# Start of Records

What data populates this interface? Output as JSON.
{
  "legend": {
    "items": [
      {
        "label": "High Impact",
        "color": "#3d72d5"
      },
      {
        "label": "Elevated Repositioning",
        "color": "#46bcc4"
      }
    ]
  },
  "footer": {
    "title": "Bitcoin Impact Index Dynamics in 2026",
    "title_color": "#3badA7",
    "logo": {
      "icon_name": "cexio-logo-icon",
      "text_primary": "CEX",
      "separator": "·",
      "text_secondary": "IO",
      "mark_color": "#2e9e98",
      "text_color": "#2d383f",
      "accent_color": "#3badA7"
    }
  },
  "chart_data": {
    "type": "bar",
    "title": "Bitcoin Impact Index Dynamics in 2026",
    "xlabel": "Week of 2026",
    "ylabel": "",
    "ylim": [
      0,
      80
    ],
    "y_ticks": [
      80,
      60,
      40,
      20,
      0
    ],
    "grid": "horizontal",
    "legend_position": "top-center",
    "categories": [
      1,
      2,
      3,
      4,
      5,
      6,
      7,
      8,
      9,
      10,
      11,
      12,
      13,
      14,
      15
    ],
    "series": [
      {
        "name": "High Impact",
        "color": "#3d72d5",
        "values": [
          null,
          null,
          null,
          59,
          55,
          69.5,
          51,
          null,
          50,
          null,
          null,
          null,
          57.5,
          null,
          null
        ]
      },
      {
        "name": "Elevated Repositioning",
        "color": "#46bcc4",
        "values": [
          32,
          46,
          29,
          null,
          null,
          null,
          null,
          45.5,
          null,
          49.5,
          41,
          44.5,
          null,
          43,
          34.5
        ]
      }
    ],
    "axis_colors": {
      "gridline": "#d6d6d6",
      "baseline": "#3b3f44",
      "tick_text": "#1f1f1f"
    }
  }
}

# End of Records

Stated goal
Copy out all of the lines above exactly.

Output for this exercise
What data populates this interface? Output as JSON.
{
  "legend": {
    "items": [
      {
        "label": "High Impact",
        "color": "#3d72d5"
      },
      {
        "label": "Elevated Repositioning",
        "color": "#46bcc4"
      }
    ]
  },
  "footer": {
    "title": "Bitcoin Impact Index Dynamics in 2026",
    "title_color": "#3badA7",
    "logo": {
      "icon_name": "cexio-logo-icon",
      "text_primary": "CEX",
      "separator": "·",
      "text_secondary": "IO",
      "mark_color": "#2e9e98",
      "text_color": "#2d383f",
      "accent_color": "#3badA7"
    }
  },
  "chart_data": {
    "type": "bar",
    "title": "Bitcoin Impact Index Dynamics in 2026",
    "xlabel": "Week of 2026",
    "ylabel": "",
    "ylim": [
      0,
      80
    ],
    "y_ticks": [
      80,
      60,
      40,
      20,
      0
    ],
    "grid": "horizontal",
    "legend_position": "top-center",
    "categories": [
      1,
      2,
      3,
      4,
      5,
      6,
      7,
      8,
      9,
      10,
      11,
      12,
      13,
      14,
      15
    ],
    "series": [
      {
        "name": "High Impact",
        "color": "#3d72d5",
        "values": [
          null,
          null,
          null,
          59,
          55,
          69.5,
          51,
          null,
          50,
          null,
          null,
          null,
          57.5,
          null,
          null
        ]
      },
      {
        "name": "Elevated Repositioning",
        "color": "#46bcc4",
        "values": [
          32,
          46,
          29,
          null,
          null,
          null,
          null,
          45.5,
          null,
          49.5,
          41,
          44.5,
          null,
          43,
          34.5
        ]
      }
    ],
    "axis_colors": {
      "gridline": "#d6d6d6",
      "baseline": "#3b3f44",
      "tick_text": "#1f1f1f"
    }
  }
}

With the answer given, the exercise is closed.